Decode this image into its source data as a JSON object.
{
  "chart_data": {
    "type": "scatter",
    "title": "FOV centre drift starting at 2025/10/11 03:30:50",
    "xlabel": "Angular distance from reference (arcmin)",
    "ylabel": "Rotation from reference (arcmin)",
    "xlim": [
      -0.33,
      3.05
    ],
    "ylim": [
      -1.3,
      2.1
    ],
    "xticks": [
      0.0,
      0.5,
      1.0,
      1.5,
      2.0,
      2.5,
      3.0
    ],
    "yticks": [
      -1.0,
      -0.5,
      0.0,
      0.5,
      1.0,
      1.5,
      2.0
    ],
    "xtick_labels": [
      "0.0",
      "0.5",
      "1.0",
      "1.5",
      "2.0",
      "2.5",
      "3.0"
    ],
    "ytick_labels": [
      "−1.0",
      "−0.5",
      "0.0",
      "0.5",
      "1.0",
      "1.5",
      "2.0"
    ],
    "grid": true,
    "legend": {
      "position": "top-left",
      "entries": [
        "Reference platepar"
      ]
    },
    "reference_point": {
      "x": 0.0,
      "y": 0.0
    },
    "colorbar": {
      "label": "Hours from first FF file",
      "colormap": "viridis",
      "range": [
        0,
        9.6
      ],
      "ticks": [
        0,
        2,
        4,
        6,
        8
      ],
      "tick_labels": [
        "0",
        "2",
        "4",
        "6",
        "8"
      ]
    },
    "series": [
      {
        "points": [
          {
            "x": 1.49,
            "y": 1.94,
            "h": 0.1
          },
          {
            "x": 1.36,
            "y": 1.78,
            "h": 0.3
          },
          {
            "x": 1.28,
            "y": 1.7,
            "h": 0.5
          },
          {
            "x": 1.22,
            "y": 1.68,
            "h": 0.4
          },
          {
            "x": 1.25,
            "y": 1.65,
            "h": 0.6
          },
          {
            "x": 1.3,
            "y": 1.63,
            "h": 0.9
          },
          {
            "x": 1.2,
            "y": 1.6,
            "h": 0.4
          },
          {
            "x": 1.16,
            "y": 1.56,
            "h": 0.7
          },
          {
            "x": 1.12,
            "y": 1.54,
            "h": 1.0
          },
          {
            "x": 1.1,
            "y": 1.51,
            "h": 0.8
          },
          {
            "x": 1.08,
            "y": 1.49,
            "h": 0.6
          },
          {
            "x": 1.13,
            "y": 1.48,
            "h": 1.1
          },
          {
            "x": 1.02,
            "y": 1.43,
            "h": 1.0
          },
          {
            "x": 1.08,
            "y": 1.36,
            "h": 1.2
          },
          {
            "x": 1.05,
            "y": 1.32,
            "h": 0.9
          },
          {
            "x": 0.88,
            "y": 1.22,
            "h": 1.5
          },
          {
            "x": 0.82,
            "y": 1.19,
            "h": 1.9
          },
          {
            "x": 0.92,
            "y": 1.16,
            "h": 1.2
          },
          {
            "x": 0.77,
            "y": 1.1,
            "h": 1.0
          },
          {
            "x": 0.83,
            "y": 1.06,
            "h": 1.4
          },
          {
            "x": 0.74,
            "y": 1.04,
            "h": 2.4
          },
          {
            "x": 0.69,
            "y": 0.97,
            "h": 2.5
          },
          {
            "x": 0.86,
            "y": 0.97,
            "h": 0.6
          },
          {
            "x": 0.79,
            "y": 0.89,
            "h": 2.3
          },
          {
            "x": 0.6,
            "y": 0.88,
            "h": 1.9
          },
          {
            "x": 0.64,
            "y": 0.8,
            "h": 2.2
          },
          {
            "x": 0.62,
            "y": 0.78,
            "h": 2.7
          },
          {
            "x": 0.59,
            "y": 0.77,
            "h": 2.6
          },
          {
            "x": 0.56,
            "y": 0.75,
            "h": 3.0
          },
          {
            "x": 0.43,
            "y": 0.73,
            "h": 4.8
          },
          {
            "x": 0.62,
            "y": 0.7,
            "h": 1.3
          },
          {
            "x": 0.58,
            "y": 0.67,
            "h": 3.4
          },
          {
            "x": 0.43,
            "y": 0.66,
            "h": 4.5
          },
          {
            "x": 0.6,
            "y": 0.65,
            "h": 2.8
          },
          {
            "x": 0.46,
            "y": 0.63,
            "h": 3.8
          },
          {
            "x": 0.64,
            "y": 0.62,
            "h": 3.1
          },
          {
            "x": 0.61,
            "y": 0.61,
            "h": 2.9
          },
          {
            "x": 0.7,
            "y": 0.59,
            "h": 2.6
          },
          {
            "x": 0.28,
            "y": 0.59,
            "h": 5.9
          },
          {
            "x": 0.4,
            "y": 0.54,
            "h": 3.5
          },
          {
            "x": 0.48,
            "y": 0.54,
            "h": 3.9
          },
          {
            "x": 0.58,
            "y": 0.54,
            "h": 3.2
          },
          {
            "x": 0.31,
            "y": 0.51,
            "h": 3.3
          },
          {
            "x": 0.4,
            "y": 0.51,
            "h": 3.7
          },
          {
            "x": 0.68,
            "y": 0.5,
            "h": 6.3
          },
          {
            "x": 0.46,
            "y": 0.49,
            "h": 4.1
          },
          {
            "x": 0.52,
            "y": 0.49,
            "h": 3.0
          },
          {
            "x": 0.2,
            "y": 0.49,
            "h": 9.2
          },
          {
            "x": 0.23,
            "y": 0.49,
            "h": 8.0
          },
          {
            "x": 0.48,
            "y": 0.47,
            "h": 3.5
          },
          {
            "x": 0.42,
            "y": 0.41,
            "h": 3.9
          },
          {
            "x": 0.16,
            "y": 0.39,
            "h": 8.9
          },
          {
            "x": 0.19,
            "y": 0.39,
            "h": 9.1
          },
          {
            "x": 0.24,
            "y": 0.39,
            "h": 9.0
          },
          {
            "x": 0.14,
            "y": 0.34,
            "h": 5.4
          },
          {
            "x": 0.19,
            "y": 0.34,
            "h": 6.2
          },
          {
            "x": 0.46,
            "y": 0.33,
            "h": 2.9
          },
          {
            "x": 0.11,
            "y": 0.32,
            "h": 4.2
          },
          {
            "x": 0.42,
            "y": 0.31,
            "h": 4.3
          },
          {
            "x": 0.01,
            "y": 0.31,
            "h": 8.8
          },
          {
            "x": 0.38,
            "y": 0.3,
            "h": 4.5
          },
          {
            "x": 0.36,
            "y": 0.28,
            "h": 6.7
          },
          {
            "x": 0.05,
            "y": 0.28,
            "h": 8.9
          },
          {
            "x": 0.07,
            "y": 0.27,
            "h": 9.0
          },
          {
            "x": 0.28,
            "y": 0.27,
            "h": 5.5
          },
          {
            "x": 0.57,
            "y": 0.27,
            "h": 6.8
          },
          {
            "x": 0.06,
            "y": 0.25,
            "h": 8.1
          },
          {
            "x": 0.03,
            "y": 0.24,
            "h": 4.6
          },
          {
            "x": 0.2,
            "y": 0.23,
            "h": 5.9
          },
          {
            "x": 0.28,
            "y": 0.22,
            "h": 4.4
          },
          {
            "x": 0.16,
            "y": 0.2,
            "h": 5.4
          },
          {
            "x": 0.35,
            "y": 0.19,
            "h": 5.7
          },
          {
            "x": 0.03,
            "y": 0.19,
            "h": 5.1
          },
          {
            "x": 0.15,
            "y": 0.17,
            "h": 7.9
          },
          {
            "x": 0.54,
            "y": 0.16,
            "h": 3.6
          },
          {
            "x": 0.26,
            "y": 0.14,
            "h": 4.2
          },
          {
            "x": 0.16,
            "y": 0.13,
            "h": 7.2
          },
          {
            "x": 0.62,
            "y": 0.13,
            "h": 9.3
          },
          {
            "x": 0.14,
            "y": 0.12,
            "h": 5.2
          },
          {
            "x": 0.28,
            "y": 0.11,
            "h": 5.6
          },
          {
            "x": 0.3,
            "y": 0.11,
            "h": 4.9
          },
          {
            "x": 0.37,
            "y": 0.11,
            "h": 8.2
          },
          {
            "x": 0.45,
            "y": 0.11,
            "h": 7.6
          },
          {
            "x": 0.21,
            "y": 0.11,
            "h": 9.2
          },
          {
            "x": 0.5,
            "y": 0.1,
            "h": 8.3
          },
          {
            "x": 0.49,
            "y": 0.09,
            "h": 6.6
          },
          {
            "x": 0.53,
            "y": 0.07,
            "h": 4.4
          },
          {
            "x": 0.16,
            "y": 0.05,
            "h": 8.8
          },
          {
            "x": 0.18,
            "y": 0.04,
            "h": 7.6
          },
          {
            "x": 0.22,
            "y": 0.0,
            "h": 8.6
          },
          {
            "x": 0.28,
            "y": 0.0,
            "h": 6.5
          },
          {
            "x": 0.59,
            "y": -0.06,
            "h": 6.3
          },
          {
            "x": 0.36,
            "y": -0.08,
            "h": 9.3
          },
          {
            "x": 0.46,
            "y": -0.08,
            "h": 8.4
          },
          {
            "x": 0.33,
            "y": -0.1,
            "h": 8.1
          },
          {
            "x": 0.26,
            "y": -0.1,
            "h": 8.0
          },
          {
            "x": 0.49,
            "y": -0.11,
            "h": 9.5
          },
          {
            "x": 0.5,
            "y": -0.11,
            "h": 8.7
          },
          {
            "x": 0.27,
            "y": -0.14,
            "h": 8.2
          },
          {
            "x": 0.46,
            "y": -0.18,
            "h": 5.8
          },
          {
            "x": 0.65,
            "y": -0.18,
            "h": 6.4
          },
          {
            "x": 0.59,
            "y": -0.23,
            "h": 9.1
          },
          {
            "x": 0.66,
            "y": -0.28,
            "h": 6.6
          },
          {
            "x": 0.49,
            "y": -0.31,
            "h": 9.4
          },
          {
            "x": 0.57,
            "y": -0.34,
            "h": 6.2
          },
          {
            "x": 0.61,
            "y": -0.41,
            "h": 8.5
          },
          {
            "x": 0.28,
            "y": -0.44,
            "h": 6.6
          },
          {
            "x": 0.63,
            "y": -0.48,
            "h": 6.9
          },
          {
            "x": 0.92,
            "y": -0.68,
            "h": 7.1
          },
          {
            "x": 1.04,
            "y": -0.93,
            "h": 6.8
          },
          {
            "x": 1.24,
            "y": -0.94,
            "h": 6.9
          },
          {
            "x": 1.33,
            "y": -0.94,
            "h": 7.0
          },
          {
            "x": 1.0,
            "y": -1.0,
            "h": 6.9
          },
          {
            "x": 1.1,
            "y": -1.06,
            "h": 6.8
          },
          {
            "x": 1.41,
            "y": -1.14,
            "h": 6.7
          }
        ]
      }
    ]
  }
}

--- --- ---

What is being asked
Identify and list each line with the word "from".

Answer to this problem
    "xlabel": "Angular distance from reference (arcmin)",
    "ylabel": "Rotation from reference (arcmin)",
      "label": "Hours from first FF file",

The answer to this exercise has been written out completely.